** BEGIN **

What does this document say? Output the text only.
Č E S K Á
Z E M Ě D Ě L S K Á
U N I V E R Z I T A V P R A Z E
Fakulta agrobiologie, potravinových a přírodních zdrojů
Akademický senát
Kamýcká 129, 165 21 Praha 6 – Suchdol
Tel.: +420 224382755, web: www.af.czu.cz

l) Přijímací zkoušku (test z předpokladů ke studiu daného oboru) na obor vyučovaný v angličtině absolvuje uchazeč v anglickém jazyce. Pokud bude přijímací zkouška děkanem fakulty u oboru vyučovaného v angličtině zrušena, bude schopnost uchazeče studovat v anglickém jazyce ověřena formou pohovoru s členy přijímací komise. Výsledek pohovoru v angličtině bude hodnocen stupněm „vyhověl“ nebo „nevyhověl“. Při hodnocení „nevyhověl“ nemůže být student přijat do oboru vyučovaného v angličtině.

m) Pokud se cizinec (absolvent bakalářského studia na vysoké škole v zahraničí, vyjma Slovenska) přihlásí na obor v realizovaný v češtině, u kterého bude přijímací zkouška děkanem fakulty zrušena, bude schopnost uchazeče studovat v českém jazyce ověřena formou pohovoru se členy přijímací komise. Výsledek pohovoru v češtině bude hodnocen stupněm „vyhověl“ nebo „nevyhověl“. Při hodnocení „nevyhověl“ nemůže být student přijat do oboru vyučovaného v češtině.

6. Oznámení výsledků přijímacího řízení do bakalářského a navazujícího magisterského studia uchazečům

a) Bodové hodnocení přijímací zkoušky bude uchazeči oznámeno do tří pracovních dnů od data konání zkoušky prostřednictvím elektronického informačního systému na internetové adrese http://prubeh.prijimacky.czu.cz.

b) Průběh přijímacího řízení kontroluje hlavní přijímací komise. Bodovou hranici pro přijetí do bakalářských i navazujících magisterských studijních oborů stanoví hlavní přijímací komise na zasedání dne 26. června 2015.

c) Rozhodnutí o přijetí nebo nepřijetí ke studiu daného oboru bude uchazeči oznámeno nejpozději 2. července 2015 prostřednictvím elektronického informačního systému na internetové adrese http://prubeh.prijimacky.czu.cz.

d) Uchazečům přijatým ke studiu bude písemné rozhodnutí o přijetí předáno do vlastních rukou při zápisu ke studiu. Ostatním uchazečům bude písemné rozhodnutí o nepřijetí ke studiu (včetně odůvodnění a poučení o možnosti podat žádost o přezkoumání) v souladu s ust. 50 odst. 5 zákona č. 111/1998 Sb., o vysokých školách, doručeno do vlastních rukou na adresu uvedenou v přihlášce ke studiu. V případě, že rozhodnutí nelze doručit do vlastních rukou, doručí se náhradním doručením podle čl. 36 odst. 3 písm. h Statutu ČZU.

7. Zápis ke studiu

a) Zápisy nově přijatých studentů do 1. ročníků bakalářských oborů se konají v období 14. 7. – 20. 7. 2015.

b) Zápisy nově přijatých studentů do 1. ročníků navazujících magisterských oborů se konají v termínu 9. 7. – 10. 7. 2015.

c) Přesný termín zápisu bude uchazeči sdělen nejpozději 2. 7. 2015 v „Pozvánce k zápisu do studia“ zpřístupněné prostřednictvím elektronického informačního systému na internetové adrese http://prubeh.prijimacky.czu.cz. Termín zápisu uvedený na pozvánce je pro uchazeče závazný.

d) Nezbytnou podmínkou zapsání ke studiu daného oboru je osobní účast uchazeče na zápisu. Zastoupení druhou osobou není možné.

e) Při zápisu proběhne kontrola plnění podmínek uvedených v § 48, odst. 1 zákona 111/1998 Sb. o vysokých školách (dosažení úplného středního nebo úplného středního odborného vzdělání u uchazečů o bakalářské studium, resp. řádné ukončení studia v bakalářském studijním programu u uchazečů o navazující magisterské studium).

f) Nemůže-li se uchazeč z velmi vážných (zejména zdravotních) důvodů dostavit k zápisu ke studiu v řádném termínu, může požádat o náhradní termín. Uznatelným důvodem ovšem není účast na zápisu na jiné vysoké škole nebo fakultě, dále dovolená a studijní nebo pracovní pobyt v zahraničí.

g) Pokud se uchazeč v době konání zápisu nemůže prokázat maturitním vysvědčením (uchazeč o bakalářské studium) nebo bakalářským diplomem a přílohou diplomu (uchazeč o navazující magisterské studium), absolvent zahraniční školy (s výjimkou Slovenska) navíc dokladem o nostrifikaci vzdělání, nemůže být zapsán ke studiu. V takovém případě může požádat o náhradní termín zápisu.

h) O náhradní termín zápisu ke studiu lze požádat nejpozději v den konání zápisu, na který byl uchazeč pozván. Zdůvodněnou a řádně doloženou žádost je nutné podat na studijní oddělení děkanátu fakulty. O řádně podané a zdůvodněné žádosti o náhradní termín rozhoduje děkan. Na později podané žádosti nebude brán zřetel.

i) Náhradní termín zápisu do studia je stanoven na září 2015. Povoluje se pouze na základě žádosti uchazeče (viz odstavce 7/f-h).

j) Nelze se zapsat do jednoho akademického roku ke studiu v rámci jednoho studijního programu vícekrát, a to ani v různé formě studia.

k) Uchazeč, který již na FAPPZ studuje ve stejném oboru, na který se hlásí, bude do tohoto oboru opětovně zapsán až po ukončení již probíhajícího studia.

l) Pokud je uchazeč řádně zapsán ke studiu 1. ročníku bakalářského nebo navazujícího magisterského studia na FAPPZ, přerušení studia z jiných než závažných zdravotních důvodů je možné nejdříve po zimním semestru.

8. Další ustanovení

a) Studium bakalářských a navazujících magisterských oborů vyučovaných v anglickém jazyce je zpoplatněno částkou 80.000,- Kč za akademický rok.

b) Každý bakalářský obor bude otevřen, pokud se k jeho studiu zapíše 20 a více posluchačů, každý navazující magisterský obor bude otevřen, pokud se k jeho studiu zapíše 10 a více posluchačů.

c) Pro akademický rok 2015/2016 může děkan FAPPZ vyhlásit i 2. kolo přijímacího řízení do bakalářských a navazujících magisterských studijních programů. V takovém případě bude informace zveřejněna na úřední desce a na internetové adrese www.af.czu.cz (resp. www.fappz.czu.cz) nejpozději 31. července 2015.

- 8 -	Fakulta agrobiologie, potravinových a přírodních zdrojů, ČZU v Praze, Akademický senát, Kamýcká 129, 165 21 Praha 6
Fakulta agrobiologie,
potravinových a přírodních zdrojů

** END **

> Job:
Repeat each of the entries above precisely as given.

> Finished answer:
What does this document say? Output the text only.
Č E S K Á
Z E M Ě D Ě L S K Á
U N I V E R Z I T A V P R A Z E
Fakulta agrobiologie, potravinových a přírodních zdrojů
Akademický senát
Kamýcká 129, 165 21 Praha 6 – Suchdol
Tel.: +420 224382755, web: www.af.czu.cz

l) Přijímací zkoušku (test z předpokladů ke studiu daného oboru) na obor vyučovaný v angličtině absolvuje uchazeč v anglickém jazyce. Pokud bude přijímací zkouška děkanem fakulty u oboru vyučovaného v angličtině zrušena, bude schopnost uchazeče studovat v anglickém jazyce ověřena formou pohovoru s členy přijímací komise. Výsledek pohovoru v angličtině bude hodnocen stupněm „vyhověl“ nebo „nevyhověl“. Při hodnocení „nevyhověl“ nemůže být student přijat do oboru vyučovaného v angličtině.

m) Pokud se cizinec (absolvent bakalářského studia na vysoké škole v zahraničí, vyjma Slovenska) přihlásí na obor v realizovaný v češtině, u kterého bude přijímací zkouška děkanem fakulty zrušena, bude schopnost uchazeče studovat v českém jazyce ověřena formou pohovoru se členy přijímací komise. Výsledek pohovoru v češtině bude hodnocen stupněm „vyhověl“ nebo „nevyhověl“. Při hodnocení „nevyhověl“ nemůže být student přijat do oboru vyučovaného v češtině.

6. Oznámení výsledků přijímacího řízení do bakalářského a navazujícího magisterského studia uchazečům

a) Bodové hodnocení přijímací zkoušky bude uchazeči oznámeno do tří pracovních dnů od data konání zkoušky prostřednictvím elektronického informačního systému na internetové adrese http://prubeh.prijimacky.czu.cz.

b) Průběh přijímacího řízení kontroluje hlavní přijímací komise. Bodovou hranici pro přijetí do bakalářských i navazujících magisterských studijních oborů stanoví hlavní přijímací komise na zasedání dne 26. června 2015.

c) Rozhodnutí o přijetí nebo nepřijetí ke studiu daného oboru bude uchazeči oznámeno nejpozději 2. července 2015 prostřednictvím elektronického informačního systému na internetové adrese http://prubeh.prijimacky.czu.cz.

d) Uchazečům přijatým ke studiu bude písemné rozhodnutí o přijetí předáno do vlastních rukou při zápisu ke studiu. Ostatním uchazečům bude písemné rozhodnutí o nepřijetí ke studiu (včetně odůvodnění a poučení o možnosti podat žádost o přezkoumání) v souladu s ust. 50 odst. 5 zákona č. 111/1998 Sb., o vysokých školách, doručeno do vlastních rukou na adresu uvedenou v přihlášce ke studiu. V případě, že rozhodnutí nelze doručit do vlastních rukou, doručí se náhradním doručením podle čl. 36 odst. 3 písm. h Statutu ČZU.

7. Zápis ke studiu

a) Zápisy nově přijatých studentů do 1. ročníků bakalářských oborů se konají v období 14. 7. – 20. 7. 2015.

b) Zápisy nově přijatých studentů do 1. ročníků navazujících magisterských oborů se konají v termínu 9. 7. – 10. 7. 2015.

c) Přesný termín zápisu bude uchazeči sdělen nejpozději 2. 7. 2015 v „Pozvánce k zápisu do studia“ zpřístupněné prostřednictvím elektronického informačního systému na internetové adrese http://prubeh.prijimacky.czu.cz. Termín zápisu uvedený na pozvánce je pro uchazeče závazný.

d) Nezbytnou podmínkou zapsání ke studiu daného oboru je osobní účast uchazeče na zápisu. Zastoupení druhou osobou není možné.

e) Při zápisu proběhne kontrola plnění podmínek uvedených v § 48, odst. 1 zákona 111/1998 Sb. o vysokých školách (dosažení úplného středního nebo úplného středního odborného vzdělání u uchazečů o bakalářské studium, resp. řádné ukončení studia v bakalářském studijním programu u uchazečů o navazující magisterské studium).

f) Nemůže-li se uchazeč z velmi vážných (zejména zdravotních) důvodů dostavit k zápisu ke studiu v řádném termínu, může požádat o náhradní termín. Uznatelným důvodem ovšem není účast na zápisu na jiné vysoké škole nebo fakultě, dále dovolená a studijní nebo pracovní pobyt v zahraničí.

g) Pokud se uchazeč v době konání zápisu nemůže prokázat maturitním vysvědčením (uchazeč o bakalářské studium) nebo bakalářským diplomem a přílohou diplomu (uchazeč o navazující magisterské studium), absolvent zahraniční školy (s výjimkou Slovenska) navíc dokladem o nostrifikaci vzdělání, nemůže být zapsán ke studiu. V takovém případě může požádat o náhradní termín zápisu.

h) O náhradní termín zápisu ke studiu lze požádat nejpozději v den konání zápisu, na který byl uchazeč pozván. Zdůvodněnou a řádně doloženou žádost je nutné podat na studijní oddělení děkanátu fakulty. O řádně podané a zdůvodněné žádosti o náhradní termín rozhoduje děkan. Na později podané žádosti nebude brán zřetel.

i) Náhradní termín zápisu do studia je stanoven na září 2015. Povoluje se pouze na základě žádosti uchazeče (viz odstavce 7/f-h).

j) Nelze se zapsat do jednoho akademického roku ke studiu v rámci jednoho studijního programu vícekrát, a to ani v různé formě studia.

k) Uchazeč, který již na FAPPZ studuje ve stejném oboru, na který se hlásí, bude do tohoto oboru opětovně zapsán až po ukončení již probíhajícího studia.

l) Pokud je uchazeč řádně zapsán ke studiu 1. ročníku bakalářského nebo navazujícího magisterského studia na FAPPZ, přerušení studia z jiných než závažných zdravotních důvodů je možné nejdříve po zimním semestru.

8. Další ustanovení

a) Studium bakalářských a navazujících magisterských oborů vyučovaných v anglickém jazyce je zpoplatněno částkou 80.000,- Kč za akademický rok.

b) Každý bakalářský obor bude otevřen, pokud se k jeho studiu zapíše 20 a více posluchačů, každý navazující magisterský obor bude otevřen, pokud se k jeho studiu zapíše 10 a více posluchačů.

c) Pro akademický rok 2015/2016 může děkan FAPPZ vyhlásit i 2. kolo přijímacího řízení do bakalářských a navazujících magisterských studijních programů. V takovém případě bude informace zveřejněna na úřední desce a na internetové adrese www.af.czu.cz (resp. www.fappz.czu.cz) nejpozději 31. července 2015.

- 8 -	Fakulta agrobiologie, potravinových a přírodních zdrojů, ČZU v Praze, Akademický senát, Kamýcká 129, 165 21 Praha 6
Fakulta agrobiologie,
potravinových a přírodních zdrojů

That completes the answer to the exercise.